* [Extracted data]
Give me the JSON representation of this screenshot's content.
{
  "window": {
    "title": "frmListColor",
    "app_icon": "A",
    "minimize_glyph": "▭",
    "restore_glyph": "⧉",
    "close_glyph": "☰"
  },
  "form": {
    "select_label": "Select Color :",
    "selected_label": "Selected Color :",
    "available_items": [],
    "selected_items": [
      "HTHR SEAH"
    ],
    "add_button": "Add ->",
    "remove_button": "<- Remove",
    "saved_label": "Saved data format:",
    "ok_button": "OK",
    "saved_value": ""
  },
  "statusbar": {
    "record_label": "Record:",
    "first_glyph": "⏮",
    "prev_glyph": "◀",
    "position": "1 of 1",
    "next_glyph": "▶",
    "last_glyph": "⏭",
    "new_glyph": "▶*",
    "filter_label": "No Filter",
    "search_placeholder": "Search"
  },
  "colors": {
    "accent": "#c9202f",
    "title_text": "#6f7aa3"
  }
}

* [Exercise goal] Copy the material above, line for line.

* [Written reply]
Give me the JSON representation of this screenshot's content.
{
  "window": {
    "title": "frmListColor",
    "app_icon": "A",
    "minimize_glyph": "▭",
    "restore_glyph": "⧉",
    "close_glyph": "☰"
  },
  "form": {
    "select_label": "Select Color :",
    "selected_label": "Selected Color :",
    "available_items": [],
    "selected_items": [
      "HTHR SEAH"
    ],
    "add_button": "Add ->",
    "remove_button": "<- Remove",
    "saved_label": "Saved data format:",
    "ok_button": "OK",
    "saved_value": ""
  },
  "statusbar": {
    "record_label": "Record:",
    "first_glyph": "⏮",
    "prev_glyph": "◀",
    "position": "1 of 1",
    "next_glyph": "▶",
    "last_glyph": "⏭",
    "new_glyph": "▶*",
    "filter_label": "No Filter",
    "search_placeholder": "Search"
  },
  "colors": {
    "accent": "#c9202f",
    "title_text": "#6f7aa3"
  }
}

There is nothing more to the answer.